**EXERCISE DIRECTIONS:**
In the records below, find each line containing the word "Resolution" and copy it.

Stored data entries

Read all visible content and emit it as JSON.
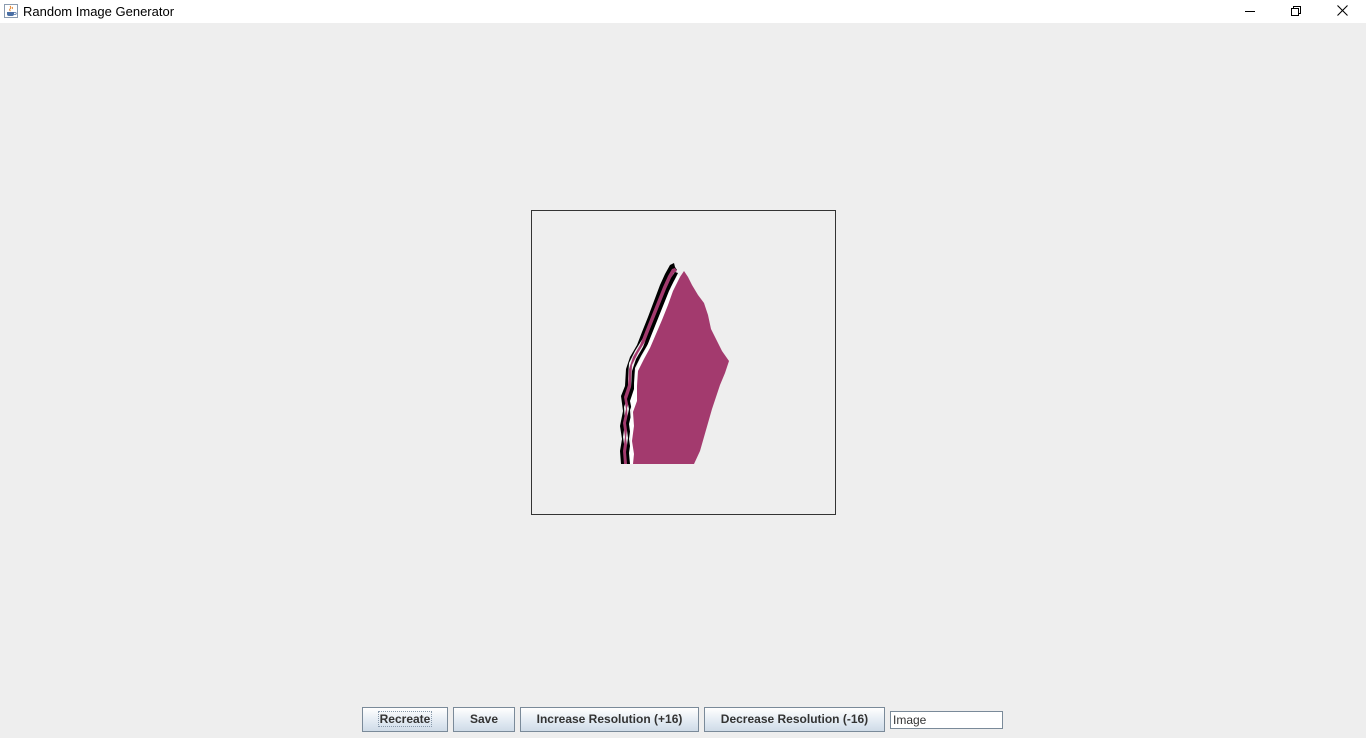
{
  "window": {
    "title": "Random Image Generator",
    "icons": {
      "app": "java-coffee-cup-icon",
      "minimize": "minimize-icon",
      "maximize": "restore-icon",
      "close": "close-icon"
    }
  },
  "canvas": {
    "shape_color": "#a33a6e",
    "border_color": "#333333"
  },
  "toolbar": {
    "recreate_label": "Recreate",
    "save_label": "Save",
    "increase_label": "Increase Resolution (+16)",
    "decrease_label": "Decrease Resolution (-16)",
    "name_value": "Image"
  },
  "colors": {
    "background": "#eeeeee",
    "titlebar": "#ffffff"
  }
}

**FINISHED TASK:**
    "increase_label": "Increase Resolution (+16)",
    "decrease_label": "Decrease Resolution (-16)",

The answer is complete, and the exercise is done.